▶ _Data entries_
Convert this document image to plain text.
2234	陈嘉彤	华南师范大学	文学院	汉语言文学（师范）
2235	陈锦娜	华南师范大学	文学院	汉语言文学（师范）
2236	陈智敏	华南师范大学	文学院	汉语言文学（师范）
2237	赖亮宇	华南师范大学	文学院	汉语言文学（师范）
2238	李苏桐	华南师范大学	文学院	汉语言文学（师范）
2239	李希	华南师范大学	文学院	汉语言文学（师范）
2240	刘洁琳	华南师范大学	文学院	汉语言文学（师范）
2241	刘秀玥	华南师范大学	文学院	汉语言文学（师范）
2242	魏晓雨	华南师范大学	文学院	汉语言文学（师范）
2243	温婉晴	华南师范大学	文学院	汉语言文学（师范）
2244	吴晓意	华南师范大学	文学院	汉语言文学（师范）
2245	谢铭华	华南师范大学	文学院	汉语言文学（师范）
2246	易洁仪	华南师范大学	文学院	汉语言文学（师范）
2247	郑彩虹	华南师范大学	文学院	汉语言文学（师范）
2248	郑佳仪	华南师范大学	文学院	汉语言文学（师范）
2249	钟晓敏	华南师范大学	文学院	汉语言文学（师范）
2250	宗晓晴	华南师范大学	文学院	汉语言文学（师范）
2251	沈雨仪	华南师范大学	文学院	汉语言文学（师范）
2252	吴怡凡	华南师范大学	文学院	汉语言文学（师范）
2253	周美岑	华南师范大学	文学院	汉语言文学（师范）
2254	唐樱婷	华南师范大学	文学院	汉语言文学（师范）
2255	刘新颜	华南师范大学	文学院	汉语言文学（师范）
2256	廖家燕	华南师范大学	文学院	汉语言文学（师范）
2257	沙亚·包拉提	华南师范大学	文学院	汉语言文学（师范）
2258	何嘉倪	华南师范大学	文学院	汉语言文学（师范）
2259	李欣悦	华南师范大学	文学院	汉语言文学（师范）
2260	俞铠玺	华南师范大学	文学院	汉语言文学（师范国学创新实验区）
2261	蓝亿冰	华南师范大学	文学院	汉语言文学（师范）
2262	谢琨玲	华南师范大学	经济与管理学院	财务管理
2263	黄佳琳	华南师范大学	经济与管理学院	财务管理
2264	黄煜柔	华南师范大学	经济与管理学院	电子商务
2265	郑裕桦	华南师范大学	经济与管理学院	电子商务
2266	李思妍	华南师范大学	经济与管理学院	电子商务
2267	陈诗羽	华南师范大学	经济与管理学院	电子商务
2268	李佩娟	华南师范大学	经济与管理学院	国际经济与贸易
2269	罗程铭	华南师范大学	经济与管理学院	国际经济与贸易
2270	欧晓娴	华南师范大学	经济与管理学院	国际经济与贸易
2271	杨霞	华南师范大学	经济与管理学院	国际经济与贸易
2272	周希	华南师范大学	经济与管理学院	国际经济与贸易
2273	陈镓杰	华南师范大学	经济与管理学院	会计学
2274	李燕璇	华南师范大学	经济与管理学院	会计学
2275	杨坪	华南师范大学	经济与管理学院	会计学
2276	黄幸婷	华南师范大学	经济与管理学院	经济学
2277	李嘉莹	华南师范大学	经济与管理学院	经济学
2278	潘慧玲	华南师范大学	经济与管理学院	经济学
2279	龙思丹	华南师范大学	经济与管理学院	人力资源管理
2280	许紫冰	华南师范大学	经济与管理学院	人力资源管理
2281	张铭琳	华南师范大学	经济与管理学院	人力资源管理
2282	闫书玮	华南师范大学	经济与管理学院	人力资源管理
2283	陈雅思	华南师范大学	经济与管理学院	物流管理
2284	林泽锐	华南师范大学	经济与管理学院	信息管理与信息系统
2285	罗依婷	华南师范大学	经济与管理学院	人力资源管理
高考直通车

▶ _Given instruction_
Copy all the lines, exactly.

▶ _Worked solution_
Convert this document image to plain text.
2234	陈嘉彤	华南师范大学	文学院	汉语言文学（师范）
2235	陈锦娜	华南师范大学	文学院	汉语言文学（师范）
2236	陈智敏	华南师范大学	文学院	汉语言文学（师范）
2237	赖亮宇	华南师范大学	文学院	汉语言文学（师范）
2238	李苏桐	华南师范大学	文学院	汉语言文学（师范）
2239	李希	华南师范大学	文学院	汉语言文学（师范）
2240	刘洁琳	华南师范大学	文学院	汉语言文学（师范）
2241	刘秀玥	华南师范大学	文学院	汉语言文学（师范）
2242	魏晓雨	华南师范大学	文学院	汉语言文学（师范）
2243	温婉晴	华南师范大学	文学院	汉语言文学（师范）
2244	吴晓意	华南师范大学	文学院	汉语言文学（师范）
2245	谢铭华	华南师范大学	文学院	汉语言文学（师范）
2246	易洁仪	华南师范大学	文学院	汉语言文学（师范）
2247	郑彩虹	华南师范大学	文学院	汉语言文学（师范）
2248	郑佳仪	华南师范大学	文学院	汉语言文学（师范）
2249	钟晓敏	华南师范大学	文学院	汉语言文学（师范）
2250	宗晓晴	华南师范大学	文学院	汉语言文学（师范）
2251	沈雨仪	华南师范大学	文学院	汉语言文学（师范）
2252	吴怡凡	华南师范大学	文学院	汉语言文学（师范）
2253	周美岑	华南师范大学	文学院	汉语言文学（师范）
2254	唐樱婷	华南师范大学	文学院	汉语言文学（师范）
2255	刘新颜	华南师范大学	文学院	汉语言文学（师范）
2256	廖家燕	华南师范大学	文学院	汉语言文学（师范）
2257	沙亚·包拉提	华南师范大学	文学院	汉语言文学（师范）
2258	何嘉倪	华南师范大学	文学院	汉语言文学（师范）
2259	李欣悦	华南师范大学	文学院	汉语言文学（师范）
2260	俞铠玺	华南师范大学	文学院	汉语言文学（师范国学创新实验区）
2261	蓝亿冰	华南师范大学	文学院	汉语言文学（师范）
2262	谢琨玲	华南师范大学	经济与管理学院	财务管理
2263	黄佳琳	华南师范大学	经济与管理学院	财务管理
2264	黄煜柔	华南师范大学	经济与管理学院	电子商务
2265	郑裕桦	华南师范大学	经济与管理学院	电子商务
2266	李思妍	华南师范大学	经济与管理学院	电子商务
2267	陈诗羽	华南师范大学	经济与管理学院	电子商务
2268	李佩娟	华南师范大学	经济与管理学院	国际经济与贸易
2269	罗程铭	华南师范大学	经济与管理学院	国际经济与贸易
2270	欧晓娴	华南师范大学	经济与管理学院	国际经济与贸易
2271	杨霞	华南师范大学	经济与管理学院	国际经济与贸易
2272	周希	华南师范大学	经济与管理学院	国际经济与贸易
2273	陈镓杰	华南师范大学	经济与管理学院	会计学
2274	李燕璇	华南师范大学	经济与管理学院	会计学
2275	杨坪	华南师范大学	经济与管理学院	会计学
2276	黄幸婷	华南师范大学	经济与管理学院	经济学
2277	李嘉莹	华南师范大学	经济与管理学院	经济学
2278	潘慧玲	华南师范大学	经济与管理学院	经济学
2279	龙思丹	华南师范大学	经济与管理学院	人力资源管理
2280	许紫冰	华南师范大学	经济与管理学院	人力资源管理
2281	张铭琳	华南师范大学	经济与管理学院	人力资源管理
2282	闫书玮	华南师范大学	经济与管理学院	人力资源管理
2283	陈雅思	华南师范大学	经济与管理学院	物流管理
2284	林泽锐	华南师范大学	经济与管理学院	信息管理与信息系统
2285	罗依婷	华南师范大学	经济与管理学院	人力资源管理
高考直通车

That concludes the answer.